*Exercise details:* Give every entry again, word for word and in full.

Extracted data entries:
******

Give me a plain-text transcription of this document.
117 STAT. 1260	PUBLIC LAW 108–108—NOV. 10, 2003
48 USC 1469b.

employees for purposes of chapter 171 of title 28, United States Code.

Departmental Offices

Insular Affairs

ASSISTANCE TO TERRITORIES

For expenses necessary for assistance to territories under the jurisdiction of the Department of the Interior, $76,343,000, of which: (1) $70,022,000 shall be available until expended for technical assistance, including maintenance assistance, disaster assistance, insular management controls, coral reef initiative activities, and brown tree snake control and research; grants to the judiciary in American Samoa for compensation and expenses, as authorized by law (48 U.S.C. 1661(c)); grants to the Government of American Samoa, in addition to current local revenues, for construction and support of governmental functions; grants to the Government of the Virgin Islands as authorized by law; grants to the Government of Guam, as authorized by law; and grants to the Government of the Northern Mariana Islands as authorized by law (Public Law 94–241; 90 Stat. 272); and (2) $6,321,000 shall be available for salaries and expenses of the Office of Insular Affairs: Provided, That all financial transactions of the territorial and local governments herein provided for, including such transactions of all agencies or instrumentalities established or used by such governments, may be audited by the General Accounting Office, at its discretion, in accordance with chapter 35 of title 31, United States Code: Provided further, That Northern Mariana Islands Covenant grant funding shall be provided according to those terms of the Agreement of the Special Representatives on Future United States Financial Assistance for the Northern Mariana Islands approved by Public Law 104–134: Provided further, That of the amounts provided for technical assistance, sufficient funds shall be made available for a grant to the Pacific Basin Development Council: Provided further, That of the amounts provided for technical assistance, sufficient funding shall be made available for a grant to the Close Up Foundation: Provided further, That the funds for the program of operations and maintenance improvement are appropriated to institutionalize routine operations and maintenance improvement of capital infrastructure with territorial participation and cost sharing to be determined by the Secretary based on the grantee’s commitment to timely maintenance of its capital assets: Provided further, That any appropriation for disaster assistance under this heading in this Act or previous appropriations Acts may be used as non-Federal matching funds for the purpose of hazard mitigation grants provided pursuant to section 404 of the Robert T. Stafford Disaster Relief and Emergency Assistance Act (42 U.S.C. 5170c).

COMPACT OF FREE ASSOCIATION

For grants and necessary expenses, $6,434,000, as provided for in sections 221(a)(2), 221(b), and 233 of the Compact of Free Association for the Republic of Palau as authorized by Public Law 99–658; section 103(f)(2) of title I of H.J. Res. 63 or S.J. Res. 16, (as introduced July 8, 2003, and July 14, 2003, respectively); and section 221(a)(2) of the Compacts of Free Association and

******

*Result of this exercise:*
Give me a plain-text transcription of this document.
117 STAT. 1260	PUBLIC LAW 108–108—NOV. 10, 2003
48 USC 1469b.

employees for purposes of chapter 171 of title 28, United States Code.

Departmental Offices

Insular Affairs

ASSISTANCE TO TERRITORIES

For expenses necessary for assistance to territories under the jurisdiction of the Department of the Interior, $76,343,000, of which: (1) $70,022,000 shall be available until expended for technical assistance, including maintenance assistance, disaster assistance, insular management controls, coral reef initiative activities, and brown tree snake control and research; grants to the judiciary in American Samoa for compensation and expenses, as authorized by law (48 U.S.C. 1661(c)); grants to the Government of American Samoa, in addition to current local revenues, for construction and support of governmental functions; grants to the Government of the Virgin Islands as authorized by law; grants to the Government of Guam, as authorized by law; and grants to the Government of the Northern Mariana Islands as authorized by law (Public Law 94–241; 90 Stat. 272); and (2) $6,321,000 shall be available for salaries and expenses of the Office of Insular Affairs: Provided, That all financial transactions of the territorial and local governments herein provided for, including such transactions of all agencies or instrumentalities established or used by such governments, may be audited by the General Accounting Office, at its discretion, in accordance with chapter 35 of title 31, United States Code: Provided further, That Northern Mariana Islands Covenant grant funding shall be provided according to those terms of the Agreement of the Special Representatives on Future United States Financial Assistance for the Northern Mariana Islands approved by Public Law 104–134: Provided further, That of the amounts provided for technical assistance, sufficient funds shall be made available for a grant to the Pacific Basin Development Council: Provided further, That of the amounts provided for technical assistance, sufficient funding shall be made available for a grant to the Close Up Foundation: Provided further, That the funds for the program of operations and maintenance improvement are appropriated to institutionalize routine operations and maintenance improvement of capital infrastructure with territorial participation and cost sharing to be determined by the Secretary based on the grantee’s commitment to timely maintenance of its capital assets: Provided further, That any appropriation for disaster assistance under this heading in this Act or previous appropriations Acts may be used as non-Federal matching funds for the purpose of hazard mitigation grants provided pursuant to section 404 of the Robert T. Stafford Disaster Relief and Emergency Assistance Act (42 U.S.C. 5170c).

COMPACT OF FREE ASSOCIATION

For grants and necessary expenses, $6,434,000, as provided for in sections 221(a)(2), 221(b), and 233 of the Compact of Free Association for the Republic of Palau as authorized by Public Law 99–658; section 103(f)(2) of title I of H.J. Res. 63 or S.J. Res. 16, (as introduced July 8, 2003, and July 14, 2003, respectively); and section 221(a)(2) of the Compacts of Free Association and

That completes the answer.